··· Information shown ···

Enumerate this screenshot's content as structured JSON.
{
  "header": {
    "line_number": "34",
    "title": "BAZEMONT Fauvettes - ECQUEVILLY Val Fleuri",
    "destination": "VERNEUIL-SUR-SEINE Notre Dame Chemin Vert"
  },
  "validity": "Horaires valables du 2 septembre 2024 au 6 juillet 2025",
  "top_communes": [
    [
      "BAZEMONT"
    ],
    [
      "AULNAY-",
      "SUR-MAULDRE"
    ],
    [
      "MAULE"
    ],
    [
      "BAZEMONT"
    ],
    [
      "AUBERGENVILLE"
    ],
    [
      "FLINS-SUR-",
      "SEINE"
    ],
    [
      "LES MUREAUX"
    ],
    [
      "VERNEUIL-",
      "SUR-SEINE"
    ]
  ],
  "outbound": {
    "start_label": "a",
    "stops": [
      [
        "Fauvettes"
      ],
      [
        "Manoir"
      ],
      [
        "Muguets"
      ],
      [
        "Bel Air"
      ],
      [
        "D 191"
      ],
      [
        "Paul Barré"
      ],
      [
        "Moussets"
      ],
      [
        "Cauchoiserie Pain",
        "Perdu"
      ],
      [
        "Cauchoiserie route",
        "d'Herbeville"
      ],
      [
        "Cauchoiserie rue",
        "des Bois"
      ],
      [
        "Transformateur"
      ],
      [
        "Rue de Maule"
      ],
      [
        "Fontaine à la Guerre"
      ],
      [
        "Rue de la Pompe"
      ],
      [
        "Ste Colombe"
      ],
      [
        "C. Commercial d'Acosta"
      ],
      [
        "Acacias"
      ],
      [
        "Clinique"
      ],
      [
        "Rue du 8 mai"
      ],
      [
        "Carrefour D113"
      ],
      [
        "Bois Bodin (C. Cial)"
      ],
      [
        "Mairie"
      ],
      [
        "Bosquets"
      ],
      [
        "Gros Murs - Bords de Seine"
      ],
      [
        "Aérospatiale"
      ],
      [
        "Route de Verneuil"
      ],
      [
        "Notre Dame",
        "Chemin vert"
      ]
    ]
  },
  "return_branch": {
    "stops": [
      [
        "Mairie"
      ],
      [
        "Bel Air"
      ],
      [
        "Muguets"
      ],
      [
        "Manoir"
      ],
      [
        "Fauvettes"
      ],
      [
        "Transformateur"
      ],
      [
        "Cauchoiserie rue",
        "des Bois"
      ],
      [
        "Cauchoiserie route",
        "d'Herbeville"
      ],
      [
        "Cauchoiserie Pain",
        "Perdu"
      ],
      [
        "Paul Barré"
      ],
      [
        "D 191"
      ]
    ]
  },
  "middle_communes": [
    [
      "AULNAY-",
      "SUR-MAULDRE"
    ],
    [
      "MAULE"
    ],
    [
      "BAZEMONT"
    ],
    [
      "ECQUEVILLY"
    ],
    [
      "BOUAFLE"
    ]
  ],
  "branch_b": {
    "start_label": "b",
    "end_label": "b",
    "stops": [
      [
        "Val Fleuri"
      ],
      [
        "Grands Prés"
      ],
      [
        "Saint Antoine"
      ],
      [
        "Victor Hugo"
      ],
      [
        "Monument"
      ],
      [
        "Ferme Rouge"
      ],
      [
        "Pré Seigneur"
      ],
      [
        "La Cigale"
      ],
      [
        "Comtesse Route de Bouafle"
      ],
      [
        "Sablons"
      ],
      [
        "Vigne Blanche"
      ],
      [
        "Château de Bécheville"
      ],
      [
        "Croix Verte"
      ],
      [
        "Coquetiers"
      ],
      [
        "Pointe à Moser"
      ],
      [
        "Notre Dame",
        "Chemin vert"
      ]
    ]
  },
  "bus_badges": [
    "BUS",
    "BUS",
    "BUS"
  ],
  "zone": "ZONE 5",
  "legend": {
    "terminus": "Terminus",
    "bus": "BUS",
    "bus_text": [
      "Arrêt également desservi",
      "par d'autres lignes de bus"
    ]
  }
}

···

Which lines above contain the word "ECQUEVILLY"? Copy each of them.

* **Task output**:
    "title": "BAZEMONT Fauvettes - ECQUEVILLY Val Fleuri",
      "ECQUEVILLY"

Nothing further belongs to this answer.